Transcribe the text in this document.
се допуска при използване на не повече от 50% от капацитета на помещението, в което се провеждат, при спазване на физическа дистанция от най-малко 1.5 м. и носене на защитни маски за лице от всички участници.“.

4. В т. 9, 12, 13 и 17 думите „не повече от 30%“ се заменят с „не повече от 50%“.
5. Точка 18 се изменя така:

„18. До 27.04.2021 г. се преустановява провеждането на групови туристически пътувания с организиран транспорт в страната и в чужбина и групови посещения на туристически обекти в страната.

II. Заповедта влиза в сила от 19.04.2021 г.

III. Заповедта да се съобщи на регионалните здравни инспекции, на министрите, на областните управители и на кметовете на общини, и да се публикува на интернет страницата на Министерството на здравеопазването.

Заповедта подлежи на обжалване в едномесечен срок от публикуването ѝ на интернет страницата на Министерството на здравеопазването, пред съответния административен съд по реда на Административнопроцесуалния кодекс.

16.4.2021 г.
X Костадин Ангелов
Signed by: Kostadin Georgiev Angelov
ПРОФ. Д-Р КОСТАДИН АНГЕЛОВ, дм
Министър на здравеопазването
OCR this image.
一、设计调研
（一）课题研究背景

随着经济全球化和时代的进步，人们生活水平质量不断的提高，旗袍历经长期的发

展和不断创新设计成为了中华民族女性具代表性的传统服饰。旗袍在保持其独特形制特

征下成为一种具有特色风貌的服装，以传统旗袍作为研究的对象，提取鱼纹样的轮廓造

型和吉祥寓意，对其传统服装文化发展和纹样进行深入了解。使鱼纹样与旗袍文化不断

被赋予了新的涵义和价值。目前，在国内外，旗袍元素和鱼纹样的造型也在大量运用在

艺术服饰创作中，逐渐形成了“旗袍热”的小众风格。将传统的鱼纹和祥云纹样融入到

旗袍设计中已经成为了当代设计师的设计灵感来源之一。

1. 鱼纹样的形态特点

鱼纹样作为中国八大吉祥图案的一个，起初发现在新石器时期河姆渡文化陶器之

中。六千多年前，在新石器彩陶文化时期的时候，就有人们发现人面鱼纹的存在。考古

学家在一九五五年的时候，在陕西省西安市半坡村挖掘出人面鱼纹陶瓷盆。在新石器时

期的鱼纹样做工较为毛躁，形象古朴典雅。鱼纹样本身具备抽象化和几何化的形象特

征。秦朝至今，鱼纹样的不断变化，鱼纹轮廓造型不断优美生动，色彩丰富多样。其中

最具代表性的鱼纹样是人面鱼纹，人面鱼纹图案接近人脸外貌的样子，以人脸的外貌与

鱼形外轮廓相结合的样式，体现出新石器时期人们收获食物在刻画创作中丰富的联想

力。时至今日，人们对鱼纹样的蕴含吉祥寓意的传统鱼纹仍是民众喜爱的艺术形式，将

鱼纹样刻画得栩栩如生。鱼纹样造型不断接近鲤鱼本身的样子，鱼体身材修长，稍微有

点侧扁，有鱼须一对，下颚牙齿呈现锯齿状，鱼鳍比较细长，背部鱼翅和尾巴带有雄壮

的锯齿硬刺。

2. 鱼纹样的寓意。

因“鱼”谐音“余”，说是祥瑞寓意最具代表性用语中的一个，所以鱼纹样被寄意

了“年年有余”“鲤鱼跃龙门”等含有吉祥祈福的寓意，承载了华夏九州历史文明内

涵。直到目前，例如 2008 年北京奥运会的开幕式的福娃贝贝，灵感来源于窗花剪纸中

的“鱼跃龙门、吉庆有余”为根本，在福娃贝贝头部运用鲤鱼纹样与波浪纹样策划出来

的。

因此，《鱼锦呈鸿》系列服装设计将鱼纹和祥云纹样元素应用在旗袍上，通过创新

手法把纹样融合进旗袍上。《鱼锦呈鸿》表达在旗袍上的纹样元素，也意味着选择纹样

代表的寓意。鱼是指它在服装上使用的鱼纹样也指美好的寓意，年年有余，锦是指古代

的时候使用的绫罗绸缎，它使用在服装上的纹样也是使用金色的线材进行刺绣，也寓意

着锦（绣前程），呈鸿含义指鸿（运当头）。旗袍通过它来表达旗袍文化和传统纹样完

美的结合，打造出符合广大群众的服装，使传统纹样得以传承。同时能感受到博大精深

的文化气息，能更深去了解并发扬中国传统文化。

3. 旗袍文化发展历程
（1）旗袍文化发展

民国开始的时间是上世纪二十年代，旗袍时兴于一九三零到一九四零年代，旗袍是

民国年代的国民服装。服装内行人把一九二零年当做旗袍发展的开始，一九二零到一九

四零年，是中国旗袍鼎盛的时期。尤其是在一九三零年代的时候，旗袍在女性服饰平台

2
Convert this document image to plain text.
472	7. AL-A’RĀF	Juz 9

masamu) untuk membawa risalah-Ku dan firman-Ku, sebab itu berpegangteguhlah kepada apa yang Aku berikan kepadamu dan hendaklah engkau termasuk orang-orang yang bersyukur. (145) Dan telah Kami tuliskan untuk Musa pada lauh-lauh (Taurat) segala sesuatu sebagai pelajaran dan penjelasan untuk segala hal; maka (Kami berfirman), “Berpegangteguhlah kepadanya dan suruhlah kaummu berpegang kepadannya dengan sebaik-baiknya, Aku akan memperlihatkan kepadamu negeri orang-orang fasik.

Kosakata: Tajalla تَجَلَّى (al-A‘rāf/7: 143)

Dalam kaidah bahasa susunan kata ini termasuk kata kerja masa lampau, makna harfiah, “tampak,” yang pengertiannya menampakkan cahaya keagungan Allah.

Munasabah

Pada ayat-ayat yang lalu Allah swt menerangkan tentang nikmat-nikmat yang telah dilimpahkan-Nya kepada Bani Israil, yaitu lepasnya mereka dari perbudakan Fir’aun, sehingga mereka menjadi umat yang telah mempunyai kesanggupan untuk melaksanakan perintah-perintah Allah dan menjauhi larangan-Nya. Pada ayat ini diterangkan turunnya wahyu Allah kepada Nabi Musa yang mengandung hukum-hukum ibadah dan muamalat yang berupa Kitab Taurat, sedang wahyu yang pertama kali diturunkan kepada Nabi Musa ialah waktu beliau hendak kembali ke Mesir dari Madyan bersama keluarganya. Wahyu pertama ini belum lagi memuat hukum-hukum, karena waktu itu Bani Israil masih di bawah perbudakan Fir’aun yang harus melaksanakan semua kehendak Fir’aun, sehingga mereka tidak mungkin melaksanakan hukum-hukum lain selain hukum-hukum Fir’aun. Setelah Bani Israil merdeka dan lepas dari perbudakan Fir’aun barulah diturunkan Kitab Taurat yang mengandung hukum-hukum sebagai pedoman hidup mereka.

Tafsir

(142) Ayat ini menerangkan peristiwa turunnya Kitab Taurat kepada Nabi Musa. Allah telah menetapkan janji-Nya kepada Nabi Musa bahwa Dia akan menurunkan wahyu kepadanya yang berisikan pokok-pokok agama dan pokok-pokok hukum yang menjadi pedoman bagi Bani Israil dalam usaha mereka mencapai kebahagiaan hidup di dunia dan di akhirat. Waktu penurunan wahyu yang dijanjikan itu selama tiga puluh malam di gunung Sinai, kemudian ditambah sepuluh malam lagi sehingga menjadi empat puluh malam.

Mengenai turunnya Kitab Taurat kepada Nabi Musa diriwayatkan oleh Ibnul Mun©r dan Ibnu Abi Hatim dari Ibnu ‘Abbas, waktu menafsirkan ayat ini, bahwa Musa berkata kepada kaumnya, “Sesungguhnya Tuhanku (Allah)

Written task
Return what is listed above, exactly and completely.

Correct response
Transcribe the text in this document.
се допуска при използване на не повече от 50% от капацитета на помещението, в което се провеждат, при спазване на физическа дистанция от най-малко 1.5 м. и носене на защитни маски за лице от всички участници.“.

4. В т. 9, 12, 13 и 17 думите „не повече от 30%“ се заменят с „не повече от 50%“.
5. Точка 18 се изменя така:

„18. До 27.04.2021 г. се преустановява провеждането на групови туристически пътувания с организиран транспорт в страната и в чужбина и групови посещения на туристически обекти в страната.

II. Заповедта влиза в сила от 19.04.2021 г.

III. Заповедта да се съобщи на регионалните здравни инспекции, на министрите, на областните управители и на кметовете на общини, и да се публикува на интернет страницата на Министерството на здравеопазването.

Заповедта подлежи на обжалване в едномесечен срок от публикуването ѝ на интернет страницата на Министерството на здравеопазването, пред съответния административен съд по реда на Административнопроцесуалния кодекс.

16.4.2021 г.
X Костадин Ангелов
Signed by: Kostadin Georgiev Angelov
ПРОФ. Д-Р КОСТАДИН АНГЕЛОВ, дм
Министър на здравеопазването
OCR this image.
一、设计调研
（一）课题研究背景

随着经济全球化和时代的进步，人们生活水平质量不断的提高，旗袍历经长期的发

展和不断创新设计成为了中华民族女性具代表性的传统服饰。旗袍在保持其独特形制特

征下成为一种具有特色风貌的服装，以传统旗袍作为研究的对象，提取鱼纹样的轮廓造

型和吉祥寓意，对其传统服装文化发展和纹样进行深入了解。使鱼纹样与旗袍文化不断

被赋予了新的涵义和价值。目前，在国内外，旗袍元素和鱼纹样的造型也在大量运用在

艺术服饰创作中，逐渐形成了“旗袍热”的小众风格。将传统的鱼纹和祥云纹样融入到

旗袍设计中已经成为了当代设计师的设计灵感来源之一。

1. 鱼纹样的形态特点

鱼纹样作为中国八大吉祥图案的一个，起初发现在新石器时期河姆渡文化陶器之

中。六千多年前，在新石器彩陶文化时期的时候，就有人们发现人面鱼纹的存在。考古

学家在一九五五年的时候，在陕西省西安市半坡村挖掘出人面鱼纹陶瓷盆。在新石器时

期的鱼纹样做工较为毛躁，形象古朴典雅。鱼纹样本身具备抽象化和几何化的形象特

征。秦朝至今，鱼纹样的不断变化，鱼纹轮廓造型不断优美生动，色彩丰富多样。其中

最具代表性的鱼纹样是人面鱼纹，人面鱼纹图案接近人脸外貌的样子，以人脸的外貌与

鱼形外轮廓相结合的样式，体现出新石器时期人们收获食物在刻画创作中丰富的联想

力。时至今日，人们对鱼纹样的蕴含吉祥寓意的传统鱼纹仍是民众喜爱的艺术形式，将

鱼纹样刻画得栩栩如生。鱼纹样造型不断接近鲤鱼本身的样子，鱼体身材修长，稍微有

点侧扁，有鱼须一对，下颚牙齿呈现锯齿状，鱼鳍比较细长，背部鱼翅和尾巴带有雄壮

的锯齿硬刺。

2. 鱼纹样的寓意。

因“鱼”谐音“余”，说是祥瑞寓意最具代表性用语中的一个，所以鱼纹样被寄意

了“年年有余”“鲤鱼跃龙门”等含有吉祥祈福的寓意，承载了华夏九州历史文明内

涵。直到目前，例如 2008 年北京奥运会的开幕式的福娃贝贝，灵感来源于窗花剪纸中

的“鱼跃龙门、吉庆有余”为根本，在福娃贝贝头部运用鲤鱼纹样与波浪纹样策划出来

的。

因此，《鱼锦呈鸿》系列服装设计将鱼纹和祥云纹样元素应用在旗袍上，通过创新

手法把纹样融合进旗袍上。《鱼锦呈鸿》表达在旗袍上的纹样元素，也意味着选择纹样

代表的寓意。鱼是指它在服装上使用的鱼纹样也指美好的寓意，年年有余，锦是指古代

的时候使用的绫罗绸缎，它使用在服装上的纹样也是使用金色的线材进行刺绣，也寓意

着锦（绣前程），呈鸿含义指鸿（运当头）。旗袍通过它来表达旗袍文化和传统纹样完

美的结合，打造出符合广大群众的服装，使传统纹样得以传承。同时能感受到博大精深

的文化气息，能更深去了解并发扬中国传统文化。

3. 旗袍文化发展历程
（1）旗袍文化发展

民国开始的时间是上世纪二十年代，旗袍时兴于一九三零到一九四零年代，旗袍是

民国年代的国民服装。服装内行人把一九二零年当做旗袍发展的开始，一九二零到一九

四零年，是中国旗袍鼎盛的时期。尤其是在一九三零年代的时候，旗袍在女性服饰平台

2
Convert this document image to plain text.
472	7. AL-A’RĀF	Juz 9

masamu) untuk membawa risalah-Ku dan firman-Ku, sebab itu berpegangteguhlah kepada apa yang Aku berikan kepadamu dan hendaklah engkau termasuk orang-orang yang bersyukur. (145) Dan telah Kami tuliskan untuk Musa pada lauh-lauh (Taurat) segala sesuatu sebagai pelajaran dan penjelasan untuk segala hal; maka (Kami berfirman), “Berpegangteguhlah kepadanya dan suruhlah kaummu berpegang kepadannya dengan sebaik-baiknya, Aku akan memperlihatkan kepadamu negeri orang-orang fasik.

Kosakata: Tajalla تَجَلَّى (al-A‘rāf/7: 143)

Dalam kaidah bahasa susunan kata ini termasuk kata kerja masa lampau, makna harfiah, “tampak,” yang pengertiannya menampakkan cahaya keagungan Allah.

Munasabah

Pada ayat-ayat yang lalu Allah swt menerangkan tentang nikmat-nikmat yang telah dilimpahkan-Nya kepada Bani Israil, yaitu lepasnya mereka dari perbudakan Fir’aun, sehingga mereka menjadi umat yang telah mempunyai kesanggupan untuk melaksanakan perintah-perintah Allah dan menjauhi larangan-Nya. Pada ayat ini diterangkan turunnya wahyu Allah kepada Nabi Musa yang mengandung hukum-hukum ibadah dan muamalat yang berupa Kitab Taurat, sedang wahyu yang pertama kali diturunkan kepada Nabi Musa ialah waktu beliau hendak kembali ke Mesir dari Madyan bersama keluarganya. Wahyu pertama ini belum lagi memuat hukum-hukum, karena waktu itu Bani Israil masih di bawah perbudakan Fir’aun yang harus melaksanakan semua kehendak Fir’aun, sehingga mereka tidak mungkin melaksanakan hukum-hukum lain selain hukum-hukum Fir’aun. Setelah Bani Israil merdeka dan lepas dari perbudakan Fir’aun barulah diturunkan Kitab Taurat yang mengandung hukum-hukum sebagai pedoman hidup mereka.

Tafsir

(142) Ayat ini menerangkan peristiwa turunnya Kitab Taurat kepada Nabi Musa. Allah telah menetapkan janji-Nya kepada Nabi Musa bahwa Dia akan menurunkan wahyu kepadanya yang berisikan pokok-pokok agama dan pokok-pokok hukum yang menjadi pedoman bagi Bani Israil dalam usaha mereka mencapai kebahagiaan hidup di dunia dan di akhirat. Waktu penurunan wahyu yang dijanjikan itu selama tiga puluh malam di gunung Sinai, kemudian ditambah sepuluh malam lagi sehingga menjadi empat puluh malam.

Mengenai turunnya Kitab Taurat kepada Nabi Musa diriwayatkan oleh Ibnul Mun©r dan Ibnu Abi Hatim dari Ibnu ‘Abbas, waktu menafsirkan ayat ini, bahwa Musa berkata kepada kaumnya, “Sesungguhnya Tuhanku (Allah)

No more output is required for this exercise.